* [SET EXERCISE]: Transcribe the listing word for word, from its first line through the line containing "histogram-bar bbox=[364, 583, 368, 588]", including that line.

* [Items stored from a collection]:

** BEGIN **

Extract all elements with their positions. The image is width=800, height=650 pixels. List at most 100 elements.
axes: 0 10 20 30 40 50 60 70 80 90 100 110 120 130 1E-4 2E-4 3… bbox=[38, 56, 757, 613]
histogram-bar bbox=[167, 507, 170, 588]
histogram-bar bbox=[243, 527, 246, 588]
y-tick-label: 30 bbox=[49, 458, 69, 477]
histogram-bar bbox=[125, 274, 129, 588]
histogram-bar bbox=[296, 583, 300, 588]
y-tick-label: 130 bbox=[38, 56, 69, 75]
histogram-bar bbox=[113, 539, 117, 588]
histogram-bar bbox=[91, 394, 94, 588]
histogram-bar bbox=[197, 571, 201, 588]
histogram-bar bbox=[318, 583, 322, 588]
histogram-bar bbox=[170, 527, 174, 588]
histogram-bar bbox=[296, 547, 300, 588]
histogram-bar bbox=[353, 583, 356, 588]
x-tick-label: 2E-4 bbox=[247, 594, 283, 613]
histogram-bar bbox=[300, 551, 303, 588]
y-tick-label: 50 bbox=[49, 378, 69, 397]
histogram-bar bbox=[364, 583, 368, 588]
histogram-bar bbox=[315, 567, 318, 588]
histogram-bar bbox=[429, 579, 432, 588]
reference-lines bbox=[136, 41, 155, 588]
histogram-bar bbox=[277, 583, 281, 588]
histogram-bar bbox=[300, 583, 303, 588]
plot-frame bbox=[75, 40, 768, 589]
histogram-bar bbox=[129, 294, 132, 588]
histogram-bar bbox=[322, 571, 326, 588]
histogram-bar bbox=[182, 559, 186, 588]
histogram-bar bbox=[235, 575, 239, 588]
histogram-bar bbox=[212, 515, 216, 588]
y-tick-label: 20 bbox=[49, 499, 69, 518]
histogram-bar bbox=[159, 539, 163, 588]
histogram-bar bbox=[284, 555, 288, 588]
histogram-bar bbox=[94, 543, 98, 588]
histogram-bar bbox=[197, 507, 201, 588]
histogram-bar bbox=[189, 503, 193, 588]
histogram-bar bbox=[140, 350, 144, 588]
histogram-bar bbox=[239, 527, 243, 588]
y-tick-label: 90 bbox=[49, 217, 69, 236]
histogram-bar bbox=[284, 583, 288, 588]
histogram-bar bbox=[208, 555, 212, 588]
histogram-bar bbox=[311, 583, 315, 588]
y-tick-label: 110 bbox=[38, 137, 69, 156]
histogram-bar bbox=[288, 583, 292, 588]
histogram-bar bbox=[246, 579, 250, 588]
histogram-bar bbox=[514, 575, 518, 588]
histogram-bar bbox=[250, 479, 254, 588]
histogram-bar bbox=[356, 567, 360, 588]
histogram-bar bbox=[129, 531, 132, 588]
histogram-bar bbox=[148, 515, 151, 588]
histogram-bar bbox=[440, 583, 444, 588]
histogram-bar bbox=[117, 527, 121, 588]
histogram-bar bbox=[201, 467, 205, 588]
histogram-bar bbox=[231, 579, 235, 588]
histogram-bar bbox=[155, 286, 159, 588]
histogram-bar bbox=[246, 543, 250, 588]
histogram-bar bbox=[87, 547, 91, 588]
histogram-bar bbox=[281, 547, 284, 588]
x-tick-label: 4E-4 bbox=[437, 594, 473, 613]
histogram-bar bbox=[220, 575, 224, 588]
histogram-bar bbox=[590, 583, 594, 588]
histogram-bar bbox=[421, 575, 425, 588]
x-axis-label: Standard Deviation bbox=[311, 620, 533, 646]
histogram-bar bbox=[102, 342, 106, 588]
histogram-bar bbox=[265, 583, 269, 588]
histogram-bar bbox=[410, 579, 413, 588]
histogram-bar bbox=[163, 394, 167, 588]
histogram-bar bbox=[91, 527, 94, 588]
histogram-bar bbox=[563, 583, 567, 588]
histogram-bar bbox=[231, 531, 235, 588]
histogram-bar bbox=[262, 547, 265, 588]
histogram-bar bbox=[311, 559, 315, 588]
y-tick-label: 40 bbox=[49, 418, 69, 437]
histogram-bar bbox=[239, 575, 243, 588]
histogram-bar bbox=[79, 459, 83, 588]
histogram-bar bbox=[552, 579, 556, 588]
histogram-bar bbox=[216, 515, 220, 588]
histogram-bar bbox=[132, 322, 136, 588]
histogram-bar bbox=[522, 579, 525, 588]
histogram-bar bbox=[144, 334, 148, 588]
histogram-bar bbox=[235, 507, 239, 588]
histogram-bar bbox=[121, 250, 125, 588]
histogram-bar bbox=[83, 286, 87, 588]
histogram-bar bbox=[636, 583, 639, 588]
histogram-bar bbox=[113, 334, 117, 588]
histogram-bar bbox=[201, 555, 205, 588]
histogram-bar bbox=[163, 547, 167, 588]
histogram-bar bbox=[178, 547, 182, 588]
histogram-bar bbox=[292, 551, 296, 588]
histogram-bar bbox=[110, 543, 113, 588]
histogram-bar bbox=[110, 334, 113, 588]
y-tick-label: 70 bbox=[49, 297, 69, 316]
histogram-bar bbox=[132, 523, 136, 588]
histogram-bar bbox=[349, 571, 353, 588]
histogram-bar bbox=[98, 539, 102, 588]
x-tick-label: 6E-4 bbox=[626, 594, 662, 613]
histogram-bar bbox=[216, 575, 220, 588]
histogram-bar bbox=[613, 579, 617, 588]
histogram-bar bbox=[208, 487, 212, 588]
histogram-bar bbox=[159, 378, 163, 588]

** END **

* [TASK OUTPUT]:
Extract all elements with their positions. The image is width=800, height=650 pixels. List at most 100 elements.
axes: 0 10 20 30 40 50 60 70 80 90 100 110 120 130 1E-4 2E-4 3… bbox=[38, 56, 757, 613]
histogram-bar bbox=[167, 507, 170, 588]
histogram-bar bbox=[243, 527, 246, 588]
y-tick-label: 30 bbox=[49, 458, 69, 477]
histogram-bar bbox=[125, 274, 129, 588]
histogram-bar bbox=[296, 583, 300, 588]
y-tick-label: 130 bbox=[38, 56, 69, 75]
histogram-bar bbox=[113, 539, 117, 588]
histogram-bar bbox=[91, 394, 94, 588]
histogram-bar bbox=[197, 571, 201, 588]
histogram-bar bbox=[318, 583, 322, 588]
histogram-bar bbox=[170, 527, 174, 588]
histogram-bar bbox=[296, 547, 300, 588]
histogram-bar bbox=[353, 583, 356, 588]
x-tick-label: 2E-4 bbox=[247, 594, 283, 613]
histogram-bar bbox=[300, 551, 303, 588]
y-tick-label: 50 bbox=[49, 378, 69, 397]
histogram-bar bbox=[364, 583, 368, 588]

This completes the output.